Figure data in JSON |
--
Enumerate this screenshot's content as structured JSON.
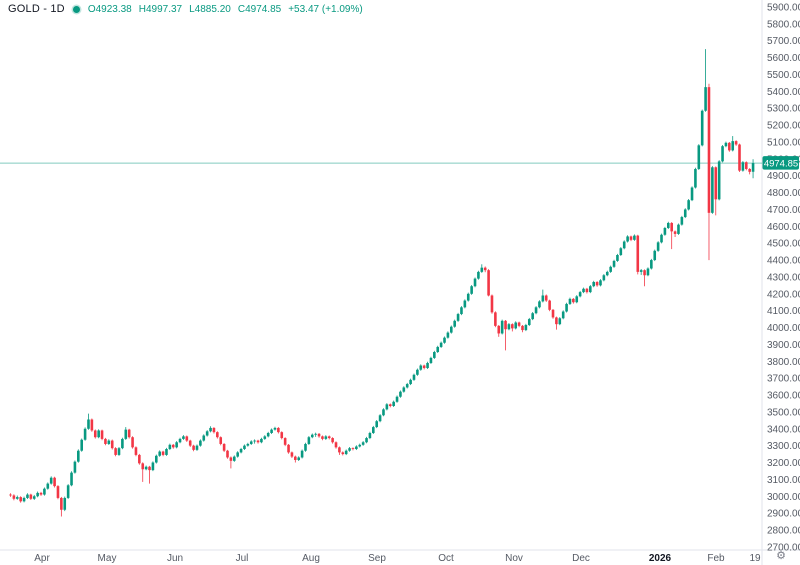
{
  "header": {
    "symbol": "GOLD - 1D",
    "open": "O4923.38",
    "high": "H4997.37",
    "low": "L4885.20",
    "close": "C4974.85",
    "change": "+53.47 (+1.09%)"
  },
  "colors": {
    "up": "#089981",
    "down": "#f23645",
    "axis_text": "#555a64",
    "title_text": "#131722",
    "border": "#e0e3eb",
    "badge_bg": "#089981",
    "badge_text": "#ffffff",
    "background": "#ffffff",
    "gear": "#787b86"
  },
  "gear_glyph": "⚙",
  "chart_data": {
    "type": "candlestick",
    "symbol": "GOLD",
    "timeframe": "1D",
    "last_price": 4974.85,
    "last_price_label": "4974.85",
    "price_range": [
      2700,
      5900
    ],
    "grid": false,
    "price_ticks": [
      5900,
      5800,
      5700,
      5600,
      5500,
      5400,
      5300,
      5200,
      5100,
      5000,
      4900,
      4800,
      4700,
      4600,
      4500,
      4400,
      4300,
      4200,
      4100,
      4000,
      3900,
      3800,
      3700,
      3600,
      3500,
      3400,
      3300,
      3200,
      3100,
      3000,
      2900,
      2800,
      2700
    ],
    "x_ticks": [
      {
        "label": "Apr",
        "x": 42
      },
      {
        "label": "May",
        "x": 107
      },
      {
        "label": "Jun",
        "x": 175
      },
      {
        "label": "Jul",
        "x": 242
      },
      {
        "label": "Aug",
        "x": 311
      },
      {
        "label": "Sep",
        "x": 377
      },
      {
        "label": "Oct",
        "x": 446
      },
      {
        "label": "Nov",
        "x": 514
      },
      {
        "label": "Dec",
        "x": 581
      },
      {
        "label": "2026",
        "x": 660,
        "bold": true
      },
      {
        "label": "Feb",
        "x": 716
      },
      {
        "label": "19",
        "x": 755
      }
    ],
    "candles_format": [
      "open",
      "high",
      "low",
      "close"
    ],
    "candles": [
      [
        3010,
        3018,
        2996,
        3005
      ],
      [
        3005,
        3012,
        2976,
        2985
      ],
      [
        2985,
        3004,
        2979,
        2995
      ],
      [
        2995,
        3000,
        2962,
        2970
      ],
      [
        2970,
        2998,
        2964,
        2990
      ],
      [
        2990,
        3018,
        2984,
        3010
      ],
      [
        3010,
        3015,
        2978,
        2985
      ],
      [
        2985,
        3008,
        2978,
        3000
      ],
      [
        3000,
        3028,
        2994,
        3020
      ],
      [
        3020,
        3026,
        3002,
        3010
      ],
      [
        3010,
        3052,
        3004,
        3045
      ],
      [
        3045,
        3082,
        3039,
        3075
      ],
      [
        3075,
        3118,
        3069,
        3110
      ],
      [
        3110,
        3116,
        3052,
        3060
      ],
      [
        3060,
        3066,
        2982,
        2990
      ],
      [
        2990,
        2996,
        2880,
        2920
      ],
      [
        2920,
        2998,
        2912,
        2990
      ],
      [
        2990,
        3072,
        2984,
        3065
      ],
      [
        3065,
        3148,
        3059,
        3140
      ],
      [
        3140,
        3212,
        3134,
        3205
      ],
      [
        3205,
        3278,
        3199,
        3270
      ],
      [
        3270,
        3342,
        3264,
        3335
      ],
      [
        3335,
        3408,
        3329,
        3400
      ],
      [
        3400,
        3490,
        3394,
        3455
      ],
      [
        3455,
        3461,
        3382,
        3390
      ],
      [
        3390,
        3396,
        3342,
        3350
      ],
      [
        3350,
        3397,
        3344,
        3390
      ],
      [
        3390,
        3395,
        3332,
        3340
      ],
      [
        3340,
        3346,
        3302,
        3310
      ],
      [
        3310,
        3338,
        3304,
        3330
      ],
      [
        3330,
        3336,
        3277,
        3285
      ],
      [
        3285,
        3291,
        3237,
        3245
      ],
      [
        3245,
        3292,
        3239,
        3285
      ],
      [
        3285,
        3347,
        3279,
        3340
      ],
      [
        3340,
        3410,
        3334,
        3395
      ],
      [
        3395,
        3400,
        3342,
        3350
      ],
      [
        3350,
        3356,
        3282,
        3290
      ],
      [
        3290,
        3296,
        3237,
        3245
      ],
      [
        3245,
        3251,
        3187,
        3195
      ],
      [
        3195,
        3201,
        3085,
        3160
      ],
      [
        3160,
        3182,
        3154,
        3175
      ],
      [
        3175,
        3180,
        3075,
        3155
      ],
      [
        3155,
        3207,
        3149,
        3200
      ],
      [
        3200,
        3247,
        3194,
        3240
      ],
      [
        3240,
        3272,
        3234,
        3265
      ],
      [
        3265,
        3270,
        3237,
        3245
      ],
      [
        3245,
        3287,
        3239,
        3280
      ],
      [
        3280,
        3312,
        3274,
        3305
      ],
      [
        3305,
        3310,
        3282,
        3290
      ],
      [
        3290,
        3327,
        3284,
        3320
      ],
      [
        3320,
        3347,
        3314,
        3340
      ],
      [
        3340,
        3362,
        3334,
        3355
      ],
      [
        3355,
        3360,
        3322,
        3330
      ],
      [
        3330,
        3335,
        3292,
        3300
      ],
      [
        3300,
        3305,
        3267,
        3275
      ],
      [
        3275,
        3307,
        3269,
        3300
      ],
      [
        3300,
        3337,
        3294,
        3330
      ],
      [
        3330,
        3367,
        3324,
        3360
      ],
      [
        3360,
        3392,
        3354,
        3385
      ],
      [
        3385,
        3415,
        3379,
        3405
      ],
      [
        3405,
        3410,
        3372,
        3380
      ],
      [
        3380,
        3385,
        3342,
        3350
      ],
      [
        3350,
        3355,
        3302,
        3310
      ],
      [
        3310,
        3315,
        3262,
        3270
      ],
      [
        3270,
        3275,
        3222,
        3230
      ],
      [
        3230,
        3236,
        3165,
        3210
      ],
      [
        3210,
        3242,
        3204,
        3235
      ],
      [
        3235,
        3267,
        3229,
        3260
      ],
      [
        3260,
        3287,
        3254,
        3280
      ],
      [
        3280,
        3307,
        3274,
        3300
      ],
      [
        3300,
        3317,
        3294,
        3310
      ],
      [
        3310,
        3332,
        3304,
        3325
      ],
      [
        3325,
        3337,
        3312,
        3330
      ],
      [
        3330,
        3335,
        3312,
        3320
      ],
      [
        3320,
        3347,
        3314,
        3340
      ],
      [
        3340,
        3362,
        3334,
        3355
      ],
      [
        3355,
        3382,
        3349,
        3375
      ],
      [
        3375,
        3402,
        3369,
        3395
      ],
      [
        3395,
        3412,
        3389,
        3405
      ],
      [
        3405,
        3410,
        3372,
        3380
      ],
      [
        3380,
        3385,
        3337,
        3345
      ],
      [
        3345,
        3350,
        3297,
        3305
      ],
      [
        3305,
        3310,
        3252,
        3260
      ],
      [
        3260,
        3265,
        3227,
        3235
      ],
      [
        3235,
        3241,
        3200,
        3215
      ],
      [
        3215,
        3237,
        3209,
        3230
      ],
      [
        3230,
        3277,
        3224,
        3270
      ],
      [
        3270,
        3317,
        3264,
        3310
      ],
      [
        3310,
        3357,
        3304,
        3350
      ],
      [
        3350,
        3372,
        3344,
        3365
      ],
      [
        3365,
        3377,
        3352,
        3370
      ],
      [
        3370,
        3375,
        3347,
        3355
      ],
      [
        3355,
        3360,
        3332,
        3340
      ],
      [
        3340,
        3362,
        3334,
        3355
      ],
      [
        3355,
        3360,
        3337,
        3345
      ],
      [
        3345,
        3350,
        3312,
        3320
      ],
      [
        3320,
        3325,
        3282,
        3290
      ],
      [
        3290,
        3295,
        3245,
        3260
      ],
      [
        3260,
        3266,
        3242,
        3250
      ],
      [
        3250,
        3277,
        3244,
        3270
      ],
      [
        3270,
        3292,
        3264,
        3285
      ],
      [
        3285,
        3290,
        3272,
        3280
      ],
      [
        3280,
        3302,
        3274,
        3295
      ],
      [
        3295,
        3312,
        3289,
        3305
      ],
      [
        3305,
        3327,
        3299,
        3320
      ],
      [
        3320,
        3352,
        3314,
        3345
      ],
      [
        3345,
        3382,
        3339,
        3375
      ],
      [
        3375,
        3417,
        3369,
        3410
      ],
      [
        3410,
        3452,
        3404,
        3445
      ],
      [
        3445,
        3487,
        3439,
        3480
      ],
      [
        3480,
        3522,
        3474,
        3515
      ],
      [
        3515,
        3552,
        3509,
        3545
      ],
      [
        3545,
        3550,
        3527,
        3535
      ],
      [
        3535,
        3567,
        3529,
        3560
      ],
      [
        3560,
        3597,
        3554,
        3590
      ],
      [
        3590,
        3627,
        3584,
        3620
      ],
      [
        3620,
        3652,
        3614,
        3645
      ],
      [
        3645,
        3672,
        3639,
        3665
      ],
      [
        3665,
        3697,
        3659,
        3690
      ],
      [
        3690,
        3727,
        3684,
        3720
      ],
      [
        3720,
        3757,
        3714,
        3750
      ],
      [
        3750,
        3782,
        3744,
        3775
      ],
      [
        3775,
        3780,
        3752,
        3760
      ],
      [
        3760,
        3797,
        3754,
        3790
      ],
      [
        3790,
        3827,
        3784,
        3820
      ],
      [
        3820,
        3862,
        3814,
        3855
      ],
      [
        3855,
        3892,
        3849,
        3885
      ],
      [
        3885,
        3917,
        3879,
        3910
      ],
      [
        3910,
        3947,
        3904,
        3940
      ],
      [
        3940,
        3977,
        3934,
        3970
      ],
      [
        3970,
        4012,
        3964,
        4005
      ],
      [
        4005,
        4047,
        3999,
        4040
      ],
      [
        4040,
        4087,
        4034,
        4080
      ],
      [
        4080,
        4127,
        4074,
        4120
      ],
      [
        4120,
        4167,
        4114,
        4160
      ],
      [
        4160,
        4207,
        4154,
        4200
      ],
      [
        4200,
        4252,
        4194,
        4245
      ],
      [
        4245,
        4297,
        4239,
        4290
      ],
      [
        4290,
        4337,
        4284,
        4330
      ],
      [
        4330,
        4375,
        4324,
        4355
      ],
      [
        4355,
        4362,
        4328,
        4340
      ],
      [
        4340,
        4346,
        4185,
        4190
      ],
      [
        4190,
        4196,
        4082,
        4090
      ],
      [
        4090,
        4096,
        4002,
        4010
      ],
      [
        4010,
        4015,
        3945,
        3965
      ],
      [
        3965,
        4047,
        3959,
        4040
      ],
      [
        4040,
        4045,
        3865,
        3990
      ],
      [
        3990,
        4027,
        3984,
        4020
      ],
      [
        4020,
        4025,
        3977,
        3995
      ],
      [
        3995,
        4037,
        3989,
        4030
      ],
      [
        4030,
        4035,
        4002,
        4010
      ],
      [
        4010,
        4015,
        3972,
        3985
      ],
      [
        3985,
        4022,
        3979,
        4015
      ],
      [
        4015,
        4057,
        4009,
        4050
      ],
      [
        4050,
        4092,
        4044,
        4085
      ],
      [
        4085,
        4127,
        4079,
        4120
      ],
      [
        4120,
        4162,
        4114,
        4155
      ],
      [
        4155,
        4225,
        4149,
        4190
      ],
      [
        4190,
        4196,
        4152,
        4160
      ],
      [
        4160,
        4165,
        4097,
        4105
      ],
      [
        4105,
        4110,
        4052,
        4060
      ],
      [
        4060,
        4065,
        3988,
        4020
      ],
      [
        4020,
        4062,
        4014,
        4055
      ],
      [
        4055,
        4102,
        4049,
        4095
      ],
      [
        4095,
        4147,
        4089,
        4140
      ],
      [
        4140,
        4177,
        4134,
        4170
      ],
      [
        4170,
        4175,
        4142,
        4150
      ],
      [
        4150,
        4192,
        4144,
        4185
      ],
      [
        4185,
        4217,
        4179,
        4210
      ],
      [
        4210,
        4237,
        4204,
        4230
      ],
      [
        4230,
        4235,
        4202,
        4210
      ],
      [
        4210,
        4252,
        4204,
        4245
      ],
      [
        4245,
        4277,
        4239,
        4270
      ],
      [
        4270,
        4275,
        4242,
        4250
      ],
      [
        4250,
        4287,
        4244,
        4280
      ],
      [
        4280,
        4317,
        4274,
        4310
      ],
      [
        4310,
        4337,
        4304,
        4330
      ],
      [
        4330,
        4367,
        4324,
        4360
      ],
      [
        4360,
        4402,
        4354,
        4395
      ],
      [
        4395,
        4437,
        4389,
        4430
      ],
      [
        4430,
        4477,
        4424,
        4470
      ],
      [
        4470,
        4517,
        4464,
        4510
      ],
      [
        4510,
        4547,
        4504,
        4540
      ],
      [
        4540,
        4545,
        4512,
        4520
      ],
      [
        4520,
        4552,
        4514,
        4545
      ],
      [
        4545,
        4550,
        4315,
        4330
      ],
      [
        4330,
        4347,
        4312,
        4340
      ],
      [
        4340,
        4345,
        4245,
        4310
      ],
      [
        4310,
        4357,
        4304,
        4350
      ],
      [
        4350,
        4407,
        4344,
        4400
      ],
      [
        4400,
        4462,
        4394,
        4455
      ],
      [
        4455,
        4512,
        4449,
        4505
      ],
      [
        4505,
        4557,
        4499,
        4550
      ],
      [
        4550,
        4597,
        4544,
        4590
      ],
      [
        4590,
        4627,
        4584,
        4620
      ],
      [
        4620,
        4625,
        4465,
        4570
      ],
      [
        4570,
        4575,
        4537,
        4555
      ],
      [
        4555,
        4617,
        4549,
        4610
      ],
      [
        4610,
        4662,
        4604,
        4655
      ],
      [
        4655,
        4707,
        4649,
        4700
      ],
      [
        4700,
        4762,
        4694,
        4755
      ],
      [
        4755,
        4837,
        4749,
        4830
      ],
      [
        4830,
        4947,
        4824,
        4940
      ],
      [
        4940,
        5087,
        4934,
        5080
      ],
      [
        5080,
        5292,
        5074,
        5285
      ],
      [
        5285,
        5650,
        5279,
        5425
      ],
      [
        5425,
        5445,
        4400,
        4680
      ],
      [
        4680,
        4957,
        4674,
        4950
      ],
      [
        4950,
        4955,
        4665,
        4760
      ],
      [
        4760,
        4992,
        4754,
        4985
      ],
      [
        4985,
        5082,
        4979,
        5075
      ],
      [
        5075,
        5102,
        5069,
        5095
      ],
      [
        5095,
        5100,
        5042,
        5050
      ],
      [
        5050,
        5135,
        5044,
        5105
      ],
      [
        5105,
        5110,
        5077,
        5085
      ],
      [
        5085,
        5090,
        4922,
        4930
      ],
      [
        4930,
        4987,
        4924,
        4980
      ],
      [
        4980,
        4985,
        4932,
        4940
      ],
      [
        4940,
        4945,
        4908,
        4923
      ],
      [
        4923.38,
        4997.37,
        4885.2,
        4974.85
      ]
    ]
  }
}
--
Exercise details | What is the number of lines in the listing above that contain the string "ffffff"? Give only the number.

Reply | 2